• What is expected
Below are some records; reproduce every one of them exactly.

━━━━━━

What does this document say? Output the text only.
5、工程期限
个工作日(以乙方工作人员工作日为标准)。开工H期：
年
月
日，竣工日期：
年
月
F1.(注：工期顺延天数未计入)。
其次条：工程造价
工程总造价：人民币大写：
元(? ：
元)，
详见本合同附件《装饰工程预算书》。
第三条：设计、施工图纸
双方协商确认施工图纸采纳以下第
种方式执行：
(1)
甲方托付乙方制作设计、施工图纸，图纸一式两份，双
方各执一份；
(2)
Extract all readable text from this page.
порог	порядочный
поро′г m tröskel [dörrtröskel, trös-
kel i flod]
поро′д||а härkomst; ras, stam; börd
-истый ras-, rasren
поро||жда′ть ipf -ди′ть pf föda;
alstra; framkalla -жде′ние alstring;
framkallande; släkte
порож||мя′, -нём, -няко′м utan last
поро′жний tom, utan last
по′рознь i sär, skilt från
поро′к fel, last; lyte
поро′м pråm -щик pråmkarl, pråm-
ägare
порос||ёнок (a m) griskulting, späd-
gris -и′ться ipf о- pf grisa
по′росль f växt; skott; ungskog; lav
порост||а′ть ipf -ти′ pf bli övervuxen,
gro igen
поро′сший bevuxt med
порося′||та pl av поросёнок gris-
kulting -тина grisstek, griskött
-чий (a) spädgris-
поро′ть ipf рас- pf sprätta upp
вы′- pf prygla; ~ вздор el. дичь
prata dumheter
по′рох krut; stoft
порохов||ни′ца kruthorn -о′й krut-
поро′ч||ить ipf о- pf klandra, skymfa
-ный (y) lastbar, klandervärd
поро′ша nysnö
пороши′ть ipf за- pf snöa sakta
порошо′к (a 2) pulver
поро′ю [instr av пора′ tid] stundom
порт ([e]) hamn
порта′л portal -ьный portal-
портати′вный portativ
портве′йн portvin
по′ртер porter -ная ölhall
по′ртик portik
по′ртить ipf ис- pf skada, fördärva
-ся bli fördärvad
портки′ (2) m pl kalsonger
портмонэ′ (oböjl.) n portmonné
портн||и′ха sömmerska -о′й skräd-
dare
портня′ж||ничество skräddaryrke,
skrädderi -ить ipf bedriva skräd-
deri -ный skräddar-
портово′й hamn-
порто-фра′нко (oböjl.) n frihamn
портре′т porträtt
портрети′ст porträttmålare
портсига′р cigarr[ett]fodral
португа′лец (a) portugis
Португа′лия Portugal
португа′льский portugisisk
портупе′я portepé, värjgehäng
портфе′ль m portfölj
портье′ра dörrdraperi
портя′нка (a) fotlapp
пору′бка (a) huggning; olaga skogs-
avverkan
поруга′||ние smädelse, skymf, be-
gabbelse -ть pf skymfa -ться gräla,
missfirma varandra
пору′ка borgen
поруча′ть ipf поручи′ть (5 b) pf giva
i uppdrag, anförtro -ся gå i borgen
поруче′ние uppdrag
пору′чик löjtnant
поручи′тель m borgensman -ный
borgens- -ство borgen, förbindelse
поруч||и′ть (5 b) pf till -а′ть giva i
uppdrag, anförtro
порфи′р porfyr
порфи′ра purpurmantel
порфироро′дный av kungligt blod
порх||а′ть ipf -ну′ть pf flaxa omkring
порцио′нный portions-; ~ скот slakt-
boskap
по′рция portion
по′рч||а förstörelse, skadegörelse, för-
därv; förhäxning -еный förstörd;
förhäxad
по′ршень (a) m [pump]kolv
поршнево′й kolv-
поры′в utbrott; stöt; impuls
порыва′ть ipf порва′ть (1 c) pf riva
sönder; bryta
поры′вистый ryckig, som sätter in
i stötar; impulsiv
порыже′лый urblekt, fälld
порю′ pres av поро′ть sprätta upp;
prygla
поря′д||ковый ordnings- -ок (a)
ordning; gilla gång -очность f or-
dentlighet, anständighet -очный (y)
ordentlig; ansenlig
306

━━━━━━

• Expected answer
What does this document say? Output the text only.
5、工程期限
个工作日(以乙方工作人员工作日为标准)。开工H期：
年
月
日，竣工日期：
年
月
F1.(注：工期顺延天数未计入)。
其次条：工程造价
工程总造价：人民币大写：
元(? ：
元)，
详见本合同附件《装饰工程预算书》。
第三条：设计、施工图纸
双方协商确认施工图纸采纳以下第
种方式执行：
(1)
甲方托付乙方制作设计、施工图纸，图纸一式两份，双
方各执一份；
(2)
Extract all readable text from this page.
порог	порядочный
поро′г m tröskel [dörrtröskel, trös-
kel i flod]
поро′д||а härkomst; ras, stam; börd
-истый ras-, rasren
поро||жда′ть ipf -ди′ть pf föda;
alstra; framkalla -жде′ние alstring;
framkallande; släkte
порож||мя′, -нём, -няко′м utan last
поро′жний tom, utan last
по′рознь i sär, skilt från
поро′к fel, last; lyte
поро′м pråm -щик pråmkarl, pråm-
ägare
порос||ёнок (a m) griskulting, späd-
gris -и′ться ipf о- pf grisa
по′росль f växt; skott; ungskog; lav
порост||а′ть ipf -ти′ pf bli övervuxen,
gro igen
поро′сший bevuxt med
порося′||та pl av поросёнок gris-
kulting -тина grisstek, griskött
-чий (a) spädgris-
поро′ть ipf рас- pf sprätta upp
вы′- pf prygla; ~ вздор el. дичь
prata dumheter
по′рох krut; stoft
порохов||ни′ца kruthorn -о′й krut-
поро′ч||ить ipf о- pf klandra, skymfa
-ный (y) lastbar, klandervärd
поро′ша nysnö
пороши′ть ipf за- pf snöa sakta
порошо′к (a 2) pulver
поро′ю [instr av пора′ tid] stundom
порт ([e]) hamn
порта′л portal -ьный portal-
портати′вный portativ
портве′йн portvin
по′ртер porter -ная ölhall
по′ртик portik
по′ртить ipf ис- pf skada, fördärva
-ся bli fördärvad
портки′ (2) m pl kalsonger
портмонэ′ (oböjl.) n portmonné
портн||и′ха sömmerska -о′й skräd-
dare
портня′ж||ничество skräddaryrke,
skrädderi -ить ipf bedriva skräd-
deri -ный skräddar-
портово′й hamn-
порто-фра′нко (oböjl.) n frihamn
портре′т porträtt
портрети′ст porträttmålare
портсига′р cigarr[ett]fodral
португа′лец (a) portugis
Португа′лия Portugal
португа′льский portugisisk
портупе′я portepé, värjgehäng
портфе′ль m portfölj
портье′ра dörrdraperi
портя′нка (a) fotlapp
пору′бка (a) huggning; olaga skogs-
avverkan
поруга′||ние smädelse, skymf, be-
gabbelse -ть pf skymfa -ться gräla,
missfirma varandra
пору′ка borgen
поруча′ть ipf поручи′ть (5 b) pf giva
i uppdrag, anförtro -ся gå i borgen
поруче′ние uppdrag
пору′чик löjtnant
поручи′тель m borgensman -ный
borgens- -ство borgen, förbindelse
поруч||и′ть (5 b) pf till -а′ть giva i
uppdrag, anförtro
порфи′р porfyr
порфи′ра purpurmantel
порфироро′дный av kungligt blod
порх||а′ть ipf -ну′ть pf flaxa omkring
порцио′нный portions-; ~ скот slakt-
boskap
по′рция portion
по′рч||а förstörelse, skadegörelse, för-
därv; förhäxning -еный förstörd;
förhäxad
по′ршень (a) m [pump]kolv
поршнево′й kolv-
поры′в utbrott; stöt; impuls
порыва′ть ipf порва′ть (1 c) pf riva
sönder; bryta
поры′вистый ryckig, som sätter in
i stötar; impulsiv
порыже′лый urblekt, fälld
порю′ pres av поро′ть sprätta upp;
prygla
поря′д||ковый ordnings- -ок (a)
ordning; gilla gång -очность f or-
dentlighet, anständighet -очный (y)
ordentlig; ansenlig
306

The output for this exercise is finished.